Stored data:
┄┄┄┄┄┄┄┄┄┄┄┄┄┄┄┄┄┄┄┄
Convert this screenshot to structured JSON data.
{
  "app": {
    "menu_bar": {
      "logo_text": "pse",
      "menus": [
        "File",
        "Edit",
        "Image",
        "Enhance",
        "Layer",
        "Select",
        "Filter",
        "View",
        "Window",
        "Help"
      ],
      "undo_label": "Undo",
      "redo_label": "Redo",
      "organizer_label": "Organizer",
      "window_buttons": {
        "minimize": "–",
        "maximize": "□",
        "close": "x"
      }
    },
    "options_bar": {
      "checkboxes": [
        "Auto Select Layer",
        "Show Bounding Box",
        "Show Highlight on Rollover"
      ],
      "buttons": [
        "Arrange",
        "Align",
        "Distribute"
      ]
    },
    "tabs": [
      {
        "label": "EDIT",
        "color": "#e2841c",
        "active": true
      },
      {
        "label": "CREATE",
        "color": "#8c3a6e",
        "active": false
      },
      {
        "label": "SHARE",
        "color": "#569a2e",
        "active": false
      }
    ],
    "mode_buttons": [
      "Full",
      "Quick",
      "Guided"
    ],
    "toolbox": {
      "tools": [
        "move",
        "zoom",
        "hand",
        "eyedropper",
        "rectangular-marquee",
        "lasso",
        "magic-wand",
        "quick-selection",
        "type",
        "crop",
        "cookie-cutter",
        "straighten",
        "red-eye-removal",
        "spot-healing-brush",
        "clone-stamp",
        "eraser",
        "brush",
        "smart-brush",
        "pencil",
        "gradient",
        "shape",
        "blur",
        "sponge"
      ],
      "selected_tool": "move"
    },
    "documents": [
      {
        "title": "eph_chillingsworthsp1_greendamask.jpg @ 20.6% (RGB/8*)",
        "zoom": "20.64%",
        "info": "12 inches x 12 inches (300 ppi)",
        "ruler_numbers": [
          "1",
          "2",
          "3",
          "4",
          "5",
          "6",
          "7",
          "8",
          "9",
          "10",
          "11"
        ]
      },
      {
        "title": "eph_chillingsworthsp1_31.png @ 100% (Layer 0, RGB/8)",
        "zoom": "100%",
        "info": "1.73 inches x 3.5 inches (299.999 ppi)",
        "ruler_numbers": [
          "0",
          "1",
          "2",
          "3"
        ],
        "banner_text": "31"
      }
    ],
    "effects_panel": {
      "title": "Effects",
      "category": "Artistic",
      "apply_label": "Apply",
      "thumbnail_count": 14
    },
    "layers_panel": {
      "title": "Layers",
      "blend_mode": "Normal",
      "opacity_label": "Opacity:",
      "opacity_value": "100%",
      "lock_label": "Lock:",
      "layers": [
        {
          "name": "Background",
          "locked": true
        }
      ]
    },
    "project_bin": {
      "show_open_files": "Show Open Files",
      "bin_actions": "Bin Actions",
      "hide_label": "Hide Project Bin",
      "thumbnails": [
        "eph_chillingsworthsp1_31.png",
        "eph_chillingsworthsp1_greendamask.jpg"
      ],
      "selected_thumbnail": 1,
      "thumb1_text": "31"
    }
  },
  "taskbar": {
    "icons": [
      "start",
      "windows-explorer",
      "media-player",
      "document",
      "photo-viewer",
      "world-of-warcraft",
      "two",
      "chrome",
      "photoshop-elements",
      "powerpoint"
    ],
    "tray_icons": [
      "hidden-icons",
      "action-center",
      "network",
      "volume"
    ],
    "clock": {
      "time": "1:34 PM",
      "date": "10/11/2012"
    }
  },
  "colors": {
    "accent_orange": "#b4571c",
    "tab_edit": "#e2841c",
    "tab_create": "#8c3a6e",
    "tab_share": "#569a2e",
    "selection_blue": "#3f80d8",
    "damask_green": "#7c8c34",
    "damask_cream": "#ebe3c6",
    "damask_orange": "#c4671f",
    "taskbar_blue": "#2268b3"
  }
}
┄┄┄┄┄┄┄┄┄┄┄┄┄┄┄┄┄┄┄┄
→ **Problem to work on**: All of the records must be repeated exactly.

→ **Reply to the task**:
Convert this screenshot to structured JSON data.
{
  "app": {
    "menu_bar": {
      "logo_text": "pse",
      "menus": [
        "File",
        "Edit",
        "Image",
        "Enhance",
        "Layer",
        "Select",
        "Filter",
        "View",
        "Window",
        "Help"
      ],
      "undo_label": "Undo",
      "redo_label": "Redo",
      "organizer_label": "Organizer",
      "window_buttons": {
        "minimize": "–",
        "maximize": "□",
        "close": "x"
      }
    },
    "options_bar": {
      "checkboxes": [
        "Auto Select Layer",
        "Show Bounding Box",
        "Show Highlight on Rollover"
      ],
      "buttons": [
        "Arrange",
        "Align",
        "Distribute"
      ]
    },
    "tabs": [
      {
        "label": "EDIT",
        "color": "#e2841c",
        "active": true
      },
      {
        "label": "CREATE",
        "color": "#8c3a6e",
        "active": false
      },
      {
        "label": "SHARE",
        "color": "#569a2e",
        "active": false
      }
    ],
    "mode_buttons": [
      "Full",
      "Quick",
      "Guided"
    ],
    "toolbox": {
      "tools": [
        "move",
        "zoom",
        "hand",
        "eyedropper",
        "rectangular-marquee",
        "lasso",
        "magic-wand",
        "quick-selection",
        "type",
        "crop",
        "cookie-cutter",
        "straighten",
        "red-eye-removal",
        "spot-healing-brush",
        "clone-stamp",
        "eraser",
        "brush",
        "smart-brush",
        "pencil",
        "gradient",
        "shape",
        "blur",
        "sponge"
      ],
      "selected_tool": "move"
    },
    "documents": [
      {
        "title": "eph_chillingsworthsp1_greendamask.jpg @ 20.6% (RGB/8*)",
        "zoom": "20.64%",
        "info": "12 inches x 12 inches (300 ppi)",
        "ruler_numbers": [
          "1",
          "2",
          "3",
          "4",
          "5",
          "6",
          "7",
          "8",
          "9",
          "10",
          "11"
        ]
      },
      {
        "title": "eph_chillingsworthsp1_31.png @ 100% (Layer 0, RGB/8)",
        "zoom": "100%",
        "info": "1.73 inches x 3.5 inches (299.999 ppi)",
        "ruler_numbers": [
          "0",
          "1",
          "2",
          "3"
        ],
        "banner_text": "31"
      }
    ],
    "effects_panel": {
      "title": "Effects",
      "category": "Artistic",
      "apply_label": "Apply",
      "thumbnail_count": 14
    },
    "layers_panel": {
      "title": "Layers",
      "blend_mode": "Normal",
      "opacity_label": "Opacity:",
      "opacity_value": "100%",
      "lock_label": "Lock:",
      "layers": [
        {
          "name": "Background",
          "locked": true
        }
      ]
    },
    "project_bin": {
      "show_open_files": "Show Open Files",
      "bin_actions": "Bin Actions",
      "hide_label": "Hide Project Bin",
      "thumbnails": [
        "eph_chillingsworthsp1_31.png",
        "eph_chillingsworthsp1_greendamask.jpg"
      ],
      "selected_thumbnail": 1,
      "thumb1_text": "31"
    }
  },
  "taskbar": {
    "icons": [
      "start",
      "windows-explorer",
      "media-player",
      "document",
      "photo-viewer",
      "world-of-warcraft",
      "two",
      "chrome",
      "photoshop-elements",
      "powerpoint"
    ],
    "tray_icons": [
      "hidden-icons",
      "action-center",
      "network",
      "volume"
    ],
    "clock": {
      "time": "1:34 PM",
      "date": "10/11/2012"
    }
  },
  "colors": {
    "accent_orange": "#b4571c",
    "tab_edit": "#e2841c",
    "tab_create": "#8c3a6e",
    "tab_share": "#569a2e",
    "selection_blue": "#3f80d8",
    "damask_green": "#7c8c34",
    "damask_cream": "#ebe3c6",
    "damask_orange": "#c4671f",
    "taskbar_blue": "#2268b3"
  }
}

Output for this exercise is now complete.